== INPUT MATERIAL

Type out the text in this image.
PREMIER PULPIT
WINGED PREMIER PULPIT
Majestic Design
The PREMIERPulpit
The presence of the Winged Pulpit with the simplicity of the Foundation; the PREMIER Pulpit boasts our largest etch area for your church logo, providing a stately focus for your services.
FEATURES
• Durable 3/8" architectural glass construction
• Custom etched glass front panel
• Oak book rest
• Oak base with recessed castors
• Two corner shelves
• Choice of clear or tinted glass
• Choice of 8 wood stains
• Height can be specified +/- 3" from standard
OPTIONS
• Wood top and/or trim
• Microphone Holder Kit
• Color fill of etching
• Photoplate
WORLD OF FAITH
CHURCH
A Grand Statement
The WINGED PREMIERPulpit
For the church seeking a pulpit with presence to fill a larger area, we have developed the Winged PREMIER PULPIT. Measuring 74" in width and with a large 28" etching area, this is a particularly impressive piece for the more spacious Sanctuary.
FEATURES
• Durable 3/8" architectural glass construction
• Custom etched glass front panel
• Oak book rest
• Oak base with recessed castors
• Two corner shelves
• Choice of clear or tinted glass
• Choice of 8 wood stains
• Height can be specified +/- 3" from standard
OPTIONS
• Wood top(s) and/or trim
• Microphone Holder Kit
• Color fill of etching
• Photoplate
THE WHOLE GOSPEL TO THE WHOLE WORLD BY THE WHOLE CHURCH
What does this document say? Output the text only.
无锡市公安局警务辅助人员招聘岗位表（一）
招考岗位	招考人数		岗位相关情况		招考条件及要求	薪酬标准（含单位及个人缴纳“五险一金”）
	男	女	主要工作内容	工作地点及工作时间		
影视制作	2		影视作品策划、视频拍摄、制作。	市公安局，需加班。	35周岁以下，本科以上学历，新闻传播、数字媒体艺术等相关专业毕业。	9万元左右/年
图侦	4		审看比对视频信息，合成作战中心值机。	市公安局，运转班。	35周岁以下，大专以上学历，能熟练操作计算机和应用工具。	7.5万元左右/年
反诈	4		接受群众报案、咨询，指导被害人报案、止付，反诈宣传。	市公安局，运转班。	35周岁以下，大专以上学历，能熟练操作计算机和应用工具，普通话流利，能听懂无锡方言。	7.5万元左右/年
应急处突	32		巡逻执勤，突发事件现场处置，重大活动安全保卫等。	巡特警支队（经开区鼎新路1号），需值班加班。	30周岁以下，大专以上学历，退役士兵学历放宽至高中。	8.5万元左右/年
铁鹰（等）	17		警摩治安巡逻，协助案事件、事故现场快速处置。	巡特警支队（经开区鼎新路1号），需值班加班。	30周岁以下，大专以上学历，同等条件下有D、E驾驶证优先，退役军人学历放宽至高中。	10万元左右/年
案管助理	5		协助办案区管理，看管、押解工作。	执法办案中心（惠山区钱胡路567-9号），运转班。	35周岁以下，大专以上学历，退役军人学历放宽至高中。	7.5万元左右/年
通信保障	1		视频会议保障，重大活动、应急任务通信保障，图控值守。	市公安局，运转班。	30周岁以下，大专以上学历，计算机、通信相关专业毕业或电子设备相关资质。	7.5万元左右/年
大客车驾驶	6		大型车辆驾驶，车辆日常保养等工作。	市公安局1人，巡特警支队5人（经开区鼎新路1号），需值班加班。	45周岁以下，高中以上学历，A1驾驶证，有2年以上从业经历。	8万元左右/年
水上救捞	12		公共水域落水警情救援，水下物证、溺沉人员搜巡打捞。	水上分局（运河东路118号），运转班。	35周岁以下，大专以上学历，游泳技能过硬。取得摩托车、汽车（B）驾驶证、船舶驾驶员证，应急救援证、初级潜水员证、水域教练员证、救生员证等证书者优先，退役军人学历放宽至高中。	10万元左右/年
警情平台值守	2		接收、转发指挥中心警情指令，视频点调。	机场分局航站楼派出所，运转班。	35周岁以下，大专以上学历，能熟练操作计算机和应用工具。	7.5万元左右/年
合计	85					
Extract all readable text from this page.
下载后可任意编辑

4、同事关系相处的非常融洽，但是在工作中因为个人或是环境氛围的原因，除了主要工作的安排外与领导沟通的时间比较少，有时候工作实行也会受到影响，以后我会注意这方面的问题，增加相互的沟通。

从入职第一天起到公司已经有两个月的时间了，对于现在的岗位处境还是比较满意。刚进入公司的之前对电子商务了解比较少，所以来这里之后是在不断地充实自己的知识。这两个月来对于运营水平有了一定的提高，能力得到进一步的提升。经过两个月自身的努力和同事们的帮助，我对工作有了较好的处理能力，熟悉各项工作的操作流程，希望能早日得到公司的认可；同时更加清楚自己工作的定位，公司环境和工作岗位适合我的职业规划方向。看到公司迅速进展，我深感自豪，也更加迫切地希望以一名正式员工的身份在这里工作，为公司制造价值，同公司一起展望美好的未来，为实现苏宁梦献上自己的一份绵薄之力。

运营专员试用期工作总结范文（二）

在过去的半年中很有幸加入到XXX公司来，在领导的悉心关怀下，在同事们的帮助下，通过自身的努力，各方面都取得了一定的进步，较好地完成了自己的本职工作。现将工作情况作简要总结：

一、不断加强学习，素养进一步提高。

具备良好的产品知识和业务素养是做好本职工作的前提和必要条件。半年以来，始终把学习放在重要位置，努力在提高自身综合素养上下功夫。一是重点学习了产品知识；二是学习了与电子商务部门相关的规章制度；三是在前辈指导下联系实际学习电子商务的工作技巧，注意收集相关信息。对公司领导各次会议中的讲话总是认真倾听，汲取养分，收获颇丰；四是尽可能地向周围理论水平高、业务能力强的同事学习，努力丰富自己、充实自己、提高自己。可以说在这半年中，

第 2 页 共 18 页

====

▶ [SHORT EXERCISE]:
Write out every line from the records above, word for word.

▶ [COMPLETED TASK]:
Type out the text in this image.
PREMIER PULPIT
WINGED PREMIER PULPIT
Majestic Design
The PREMIERPulpit
The presence of the Winged Pulpit with the simplicity of the Foundation; the PREMIER Pulpit boasts our largest etch area for your church logo, providing a stately focus for your services.
FEATURES
• Durable 3/8" architectural glass construction
• Custom etched glass front panel
• Oak book rest
• Oak base with recessed castors
• Two corner shelves
• Choice of clear or tinted glass
• Choice of 8 wood stains
• Height can be specified +/- 3" from standard
OPTIONS
• Wood top and/or trim
• Microphone Holder Kit
• Color fill of etching
• Photoplate
WORLD OF FAITH
CHURCH
A Grand Statement
The WINGED PREMIERPulpit
For the church seeking a pulpit with presence to fill a larger area, we have developed the Winged PREMIER PULPIT. Measuring 74" in width and with a large 28" etching area, this is a particularly impressive piece for the more spacious Sanctuary.
FEATURES
• Durable 3/8" architectural glass construction
• Custom etched glass front panel
• Oak book rest
• Oak base with recessed castors
• Two corner shelves
• Choice of clear or tinted glass
• Choice of 8 wood stains
• Height can be specified +/- 3" from standard
OPTIONS
• Wood top(s) and/or trim
• Microphone Holder Kit
• Color fill of etching
• Photoplate
THE WHOLE GOSPEL TO THE WHOLE WORLD BY THE WHOLE CHURCH
What does this document say? Output the text only.
无锡市公安局警务辅助人员招聘岗位表（一）
招考岗位	招考人数		岗位相关情况		招考条件及要求	薪酬标准（含单位及个人缴纳“五险一金”）
	男	女	主要工作内容	工作地点及工作时间		
影视制作	2		影视作品策划、视频拍摄、制作。	市公安局，需加班。	35周岁以下，本科以上学历，新闻传播、数字媒体艺术等相关专业毕业。	9万元左右/年
图侦	4		审看比对视频信息，合成作战中心值机。	市公安局，运转班。	35周岁以下，大专以上学历，能熟练操作计算机和应用工具。	7.5万元左右/年
反诈	4		接受群众报案、咨询，指导被害人报案、止付，反诈宣传。	市公安局，运转班。	35周岁以下，大专以上学历，能熟练操作计算机和应用工具，普通话流利，能听懂无锡方言。	7.5万元左右/年
应急处突	32		巡逻执勤，突发事件现场处置，重大活动安全保卫等。	巡特警支队（经开区鼎新路1号），需值班加班。	30周岁以下，大专以上学历，退役士兵学历放宽至高中。	8.5万元左右/年
铁鹰（等）	17		警摩治安巡逻，协助案事件、事故现场快速处置。	巡特警支队（经开区鼎新路1号），需值班加班。	30周岁以下，大专以上学历，同等条件下有D、E驾驶证优先，退役军人学历放宽至高中。	10万元左右/年
案管助理	5		协助办案区管理，看管、押解工作。	执法办案中心（惠山区钱胡路567-9号），运转班。	35周岁以下，大专以上学历，退役军人学历放宽至高中。	7.5万元左右/年
通信保障	1		视频会议保障，重大活动、应急任务通信保障，图控值守。	市公安局，运转班。	30周岁以下，大专以上学历，计算机、通信相关专业毕业或电子设备相关资质。	7.5万元左右/年
大客车驾驶	6		大型车辆驾驶，车辆日常保养等工作。	市公安局1人，巡特警支队5人（经开区鼎新路1号），需值班加班。	45周岁以下，高中以上学历，A1驾驶证，有2年以上从业经历。	8万元左右/年
水上救捞	12		公共水域落水警情救援，水下物证、溺沉人员搜巡打捞。	水上分局（运河东路118号），运转班。	35周岁以下，大专以上学历，游泳技能过硬。取得摩托车、汽车（B）驾驶证、船舶驾驶员证，应急救援证、初级潜水员证、水域教练员证、救生员证等证书者优先，退役军人学历放宽至高中。	10万元左右/年
警情平台值守	2		接收、转发指挥中心警情指令，视频点调。	机场分局航站楼派出所，运转班。	35周岁以下，大专以上学历，能熟练操作计算机和应用工具。	7.5万元左右/年
合计	85					
Extract all readable text from this page.
下载后可任意编辑

4、同事关系相处的非常融洽，但是在工作中因为个人或是环境氛围的原因，除了主要工作的安排外与领导沟通的时间比较少，有时候工作实行也会受到影响，以后我会注意这方面的问题，增加相互的沟通。

从入职第一天起到公司已经有两个月的时间了，对于现在的岗位处境还是比较满意。刚进入公司的之前对电子商务了解比较少，所以来这里之后是在不断地充实自己的知识。这两个月来对于运营水平有了一定的提高，能力得到进一步的提升。经过两个月自身的努力和同事们的帮助，我对工作有了较好的处理能力，熟悉各项工作的操作流程，希望能早日得到公司的认可；同时更加清楚自己工作的定位，公司环境和工作岗位适合我的职业规划方向。看到公司迅速进展，我深感自豪，也更加迫切地希望以一名正式员工的身份在这里工作，为公司制造价值，同公司一起展望美好的未来，为实现苏宁梦献上自己的一份绵薄之力。

运营专员试用期工作总结范文（二）

在过去的半年中很有幸加入到XXX公司来，在领导的悉心关怀下，在同事们的帮助下，通过自身的努力，各方面都取得了一定的进步，较好地完成了自己的本职工作。现将工作情况作简要总结：

一、不断加强学习，素养进一步提高。

具备良好的产品知识和业务素养是做好本职工作的前提和必要条件。半年以来，始终把学习放在重要位置，努力在提高自身综合素养上下功夫。一是重点学习了产品知识；二是学习了与电子商务部门相关的规章制度；三是在前辈指导下联系实际学习电子商务的工作技巧，注意收集相关信息。对公司领导各次会议中的讲话总是认真倾听，汲取养分，收获颇丰；四是尽可能地向周围理论水平高、业务能力强的同事学习，努力丰富自己、充实自己、提高自己。可以说在这半年中，

第 2 页 共 18 页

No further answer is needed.